## Set problem
Go through the records and give each one again exactly.

# Extracted records start

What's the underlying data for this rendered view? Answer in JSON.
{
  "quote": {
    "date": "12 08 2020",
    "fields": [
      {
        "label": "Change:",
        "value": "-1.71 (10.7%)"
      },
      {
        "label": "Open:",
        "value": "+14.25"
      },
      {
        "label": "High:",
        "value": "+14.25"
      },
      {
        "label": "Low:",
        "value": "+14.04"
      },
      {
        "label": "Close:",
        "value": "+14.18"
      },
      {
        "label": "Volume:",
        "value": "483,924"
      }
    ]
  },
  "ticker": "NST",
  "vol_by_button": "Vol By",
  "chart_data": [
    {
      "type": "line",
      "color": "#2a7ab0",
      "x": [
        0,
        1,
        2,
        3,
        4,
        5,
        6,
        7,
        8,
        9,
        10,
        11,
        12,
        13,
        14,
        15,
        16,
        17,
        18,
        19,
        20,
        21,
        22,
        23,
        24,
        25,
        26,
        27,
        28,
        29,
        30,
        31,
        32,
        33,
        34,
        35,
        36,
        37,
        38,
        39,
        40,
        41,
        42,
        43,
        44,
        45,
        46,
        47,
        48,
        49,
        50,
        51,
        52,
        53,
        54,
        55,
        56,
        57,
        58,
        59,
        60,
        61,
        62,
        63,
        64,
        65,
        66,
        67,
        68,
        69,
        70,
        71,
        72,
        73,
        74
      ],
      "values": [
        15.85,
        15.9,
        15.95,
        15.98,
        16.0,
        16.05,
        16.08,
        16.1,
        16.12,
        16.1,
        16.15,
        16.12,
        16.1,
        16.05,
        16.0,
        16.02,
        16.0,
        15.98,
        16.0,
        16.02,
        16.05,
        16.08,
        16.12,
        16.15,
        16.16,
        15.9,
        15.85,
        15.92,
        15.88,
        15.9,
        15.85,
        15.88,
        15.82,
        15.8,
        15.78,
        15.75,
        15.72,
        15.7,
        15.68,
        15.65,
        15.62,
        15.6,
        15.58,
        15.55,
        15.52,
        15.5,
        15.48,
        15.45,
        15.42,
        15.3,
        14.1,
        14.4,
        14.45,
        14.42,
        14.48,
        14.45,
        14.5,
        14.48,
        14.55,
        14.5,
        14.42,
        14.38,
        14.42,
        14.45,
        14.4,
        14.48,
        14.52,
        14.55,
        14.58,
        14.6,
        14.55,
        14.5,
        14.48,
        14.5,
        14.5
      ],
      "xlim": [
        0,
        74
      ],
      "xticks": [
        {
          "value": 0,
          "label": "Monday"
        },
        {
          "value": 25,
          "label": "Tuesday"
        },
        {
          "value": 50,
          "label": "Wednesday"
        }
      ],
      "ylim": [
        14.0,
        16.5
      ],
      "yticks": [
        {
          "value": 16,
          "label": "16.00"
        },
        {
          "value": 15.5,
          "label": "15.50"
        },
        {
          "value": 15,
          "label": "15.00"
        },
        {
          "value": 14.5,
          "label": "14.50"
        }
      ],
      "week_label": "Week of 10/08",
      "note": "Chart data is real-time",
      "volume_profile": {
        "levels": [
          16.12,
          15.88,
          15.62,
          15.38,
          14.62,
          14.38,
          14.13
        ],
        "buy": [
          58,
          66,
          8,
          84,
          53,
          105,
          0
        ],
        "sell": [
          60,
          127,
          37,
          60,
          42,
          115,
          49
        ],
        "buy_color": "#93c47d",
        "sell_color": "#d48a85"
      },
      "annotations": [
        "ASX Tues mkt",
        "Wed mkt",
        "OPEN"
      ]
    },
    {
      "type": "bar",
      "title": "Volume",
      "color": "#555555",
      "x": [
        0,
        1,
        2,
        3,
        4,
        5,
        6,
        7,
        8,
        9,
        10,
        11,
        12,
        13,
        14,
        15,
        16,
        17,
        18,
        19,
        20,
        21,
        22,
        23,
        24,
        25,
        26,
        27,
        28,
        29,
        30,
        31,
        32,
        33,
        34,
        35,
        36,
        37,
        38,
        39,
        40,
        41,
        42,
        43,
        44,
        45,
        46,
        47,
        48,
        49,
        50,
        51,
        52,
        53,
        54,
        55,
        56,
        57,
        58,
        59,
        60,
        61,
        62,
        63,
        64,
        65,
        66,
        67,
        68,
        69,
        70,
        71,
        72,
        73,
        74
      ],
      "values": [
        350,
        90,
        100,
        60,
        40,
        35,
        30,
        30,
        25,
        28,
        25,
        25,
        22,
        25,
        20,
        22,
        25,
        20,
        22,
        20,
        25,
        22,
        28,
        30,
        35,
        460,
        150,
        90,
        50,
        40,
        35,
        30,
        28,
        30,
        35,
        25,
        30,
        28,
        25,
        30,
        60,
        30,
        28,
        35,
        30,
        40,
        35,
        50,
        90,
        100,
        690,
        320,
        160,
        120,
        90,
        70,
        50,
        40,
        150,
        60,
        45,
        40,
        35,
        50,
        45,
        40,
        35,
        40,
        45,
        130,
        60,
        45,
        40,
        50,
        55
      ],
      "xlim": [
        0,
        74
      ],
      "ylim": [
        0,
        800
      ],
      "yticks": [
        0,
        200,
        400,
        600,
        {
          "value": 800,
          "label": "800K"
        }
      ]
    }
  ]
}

# Extracted records end

## The response
What's the underlying data for this rendered view? Answer in JSON.
{
  "quote": {
    "date": "12 08 2020",
    "fields": [
      {
        "label": "Change:",
        "value": "-1.71 (10.7%)"
      },
      {
        "label": "Open:",
        "value": "+14.25"
      },
      {
        "label": "High:",
        "value": "+14.25"
      },
      {
        "label": "Low:",
        "value": "+14.04"
      },
      {
        "label": "Close:",
        "value": "+14.18"
      },
      {
        "label": "Volume:",
        "value": "483,924"
      }
    ]
  },
  "ticker": "NST",
  "vol_by_button": "Vol By",
  "chart_data": [
    {
      "type": "line",
      "color": "#2a7ab0",
      "x": [
        0,
        1,
        2,
        3,
        4,
        5,
        6,
        7,
        8,
        9,
        10,
        11,
        12,
        13,
        14,
        15,
        16,
        17,
        18,
        19,
        20,
        21,
        22,
        23,
        24,
        25,
        26,
        27,
        28,
        29,
        30,
        31,
        32,
        33,
        34,
        35,
        36,
        37,
        38,
        39,
        40,
        41,
        42,
        43,
        44,
        45,
        46,
        47,
        48,
        49,
        50,
        51,
        52,
        53,
        54,
        55,
        56,
        57,
        58,
        59,
        60,
        61,
        62,
        63,
        64,
        65,
        66,
        67,
        68,
        69,
        70,
        71,
        72,
        73,
        74
      ],
      "values": [
        15.85,
        15.9,
        15.95,
        15.98,
        16.0,
        16.05,
        16.08,
        16.1,
        16.12,
        16.1,
        16.15,
        16.12,
        16.1,
        16.05,
        16.0,
        16.02,
        16.0,
        15.98,
        16.0,
        16.02,
        16.05,
        16.08,
        16.12,
        16.15,
        16.16,
        15.9,
        15.85,
        15.92,
        15.88,
        15.9,
        15.85,
        15.88,
        15.82,
        15.8,
        15.78,
        15.75,
        15.72,
        15.7,
        15.68,
        15.65,
        15.62,
        15.6,
        15.58,
        15.55,
        15.52,
        15.5,
        15.48,
        15.45,
        15.42,
        15.3,
        14.1,
        14.4,
        14.45,
        14.42,
        14.48,
        14.45,
        14.5,
        14.48,
        14.55,
        14.5,
        14.42,
        14.38,
        14.42,
        14.45,
        14.4,
        14.48,
        14.52,
        14.55,
        14.58,
        14.6,
        14.55,
        14.5,
        14.48,
        14.5,
        14.5
      ],
      "xlim": [
        0,
        74
      ],
      "xticks": [
        {
          "value": 0,
          "label": "Monday"
        },
        {
          "value": 25,
          "label": "Tuesday"
        },
        {
          "value": 50,
          "label": "Wednesday"
        }
      ],
      "ylim": [
        14.0,
        16.5
      ],
      "yticks": [
        {
          "value": 16,
          "label": "16.00"
        },
        {
          "value": 15.5,
          "label": "15.50"
        },
        {
          "value": 15,
          "label": "15.00"
        },
        {
          "value": 14.5,
          "label": "14.50"
        }
      ],
      "week_label": "Week of 10/08",
      "note": "Chart data is real-time",
      "volume_profile": {
        "levels": [
          16.12,
          15.88,
          15.62,
          15.38,
          14.62,
          14.38,
          14.13
        ],
        "buy": [
          58,
          66,
          8,
          84,
          53,
          105,
          0
        ],
        "sell": [
          60,
          127,
          37,
          60,
          42,
          115,
          49
        ],
        "buy_color": "#93c47d",
        "sell_color": "#d48a85"
      },
      "annotations": [
        "ASX Tues mkt",
        "Wed mkt",
        "OPEN"
      ]
    },
    {
      "type": "bar",
      "title": "Volume",
      "color": "#555555",
      "x": [
        0,
        1,
        2,
        3,
        4,
        5,
        6,
        7,
        8,
        9,
        10,
        11,
        12,
        13,
        14,
        15,
        16,
        17,
        18,
        19,
        20,
        21,
        22,
        23,
        24,
        25,
        26,
        27,
        28,
        29,
        30,
        31,
        32,
        33,
        34,
        35,
        36,
        37,
        38,
        39,
        40,
        41,
        42,
        43,
        44,
        45,
        46,
        47,
        48,
        49,
        50,
        51,
        52,
        53,
        54,
        55,
        56,
        57,
        58,
        59,
        60,
        61,
        62,
        63,
        64,
        65,
        66,
        67,
        68,
        69,
        70,
        71,
        72,
        73,
        74
      ],
      "values": [
        350,
        90,
        100,
        60,
        40,
        35,
        30,
        30,
        25,
        28,
        25,
        25,
        22,
        25,
        20,
        22,
        25,
        20,
        22,
        20,
        25,
        22,
        28,
        30,
        35,
        460,
        150,
        90,
        50,
        40,
        35,
        30,
        28,
        30,
        35,
        25,
        30,
        28,
        25,
        30,
        60,
        30,
        28,
        35,
        30,
        40,
        35,
        50,
        90,
        100,
        690,
        320,
        160,
        120,
        90,
        70,
        50,
        40,
        150,
        60,
        45,
        40,
        35,
        50,
        45,
        40,
        35,
        40,
        45,
        130,
        60,
        45,
        40,
        50,
        55
      ],
      "xlim": [
        0,
        74
      ],
      "ylim": [
        0,
        800
      ],
      "yticks": [
        0,
        200,
        400,
        600,
        {
          "value": 800,
          "label": "800K"
        }
      ]
    }
  ]
}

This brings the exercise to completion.